### INSTRUCTIONS FOR THE TASK
Gather each line of the records where "trägt" appears.
━━━━━━━━
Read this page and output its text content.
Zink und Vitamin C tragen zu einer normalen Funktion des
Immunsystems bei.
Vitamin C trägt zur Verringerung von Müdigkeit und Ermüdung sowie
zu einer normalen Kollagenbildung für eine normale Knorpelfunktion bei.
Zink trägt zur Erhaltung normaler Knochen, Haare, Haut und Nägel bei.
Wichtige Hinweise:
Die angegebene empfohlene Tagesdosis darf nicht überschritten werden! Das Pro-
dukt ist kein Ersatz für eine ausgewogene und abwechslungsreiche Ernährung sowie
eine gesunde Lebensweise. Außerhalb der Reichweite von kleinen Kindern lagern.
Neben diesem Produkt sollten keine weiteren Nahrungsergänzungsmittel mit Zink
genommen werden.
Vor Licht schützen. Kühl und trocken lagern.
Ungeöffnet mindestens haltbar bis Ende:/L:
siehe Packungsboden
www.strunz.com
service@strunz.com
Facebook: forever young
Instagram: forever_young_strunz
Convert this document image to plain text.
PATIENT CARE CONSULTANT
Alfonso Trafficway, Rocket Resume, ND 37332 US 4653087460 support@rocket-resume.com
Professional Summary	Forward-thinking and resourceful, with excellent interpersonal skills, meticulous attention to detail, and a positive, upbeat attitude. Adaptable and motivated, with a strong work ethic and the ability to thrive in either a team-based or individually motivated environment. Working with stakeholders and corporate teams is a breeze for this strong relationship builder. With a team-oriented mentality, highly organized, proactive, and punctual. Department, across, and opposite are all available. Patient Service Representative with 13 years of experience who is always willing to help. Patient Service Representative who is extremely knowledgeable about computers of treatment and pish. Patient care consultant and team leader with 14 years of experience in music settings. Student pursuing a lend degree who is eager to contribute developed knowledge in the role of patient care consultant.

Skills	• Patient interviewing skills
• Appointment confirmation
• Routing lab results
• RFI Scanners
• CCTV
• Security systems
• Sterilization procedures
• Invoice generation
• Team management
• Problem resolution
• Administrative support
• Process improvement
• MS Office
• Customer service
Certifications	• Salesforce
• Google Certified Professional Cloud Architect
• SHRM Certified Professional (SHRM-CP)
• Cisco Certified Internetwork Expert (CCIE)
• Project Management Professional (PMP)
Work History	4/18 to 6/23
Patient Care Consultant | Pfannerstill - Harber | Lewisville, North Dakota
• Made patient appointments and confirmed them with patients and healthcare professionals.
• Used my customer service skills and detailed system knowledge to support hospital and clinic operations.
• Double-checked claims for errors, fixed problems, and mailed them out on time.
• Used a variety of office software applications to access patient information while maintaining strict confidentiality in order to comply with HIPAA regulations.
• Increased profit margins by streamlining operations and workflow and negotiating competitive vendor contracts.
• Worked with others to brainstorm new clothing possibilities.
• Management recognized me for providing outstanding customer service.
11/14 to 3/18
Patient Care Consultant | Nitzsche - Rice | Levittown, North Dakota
━━━━━━━━
### TASK OUTPUT
Vitamin C trägt zur Verringerung von Müdigkeit und Ermüdung sowie
Zink trägt zur Erhaltung normaler Knochen, Haare, Haut und Nägel bei.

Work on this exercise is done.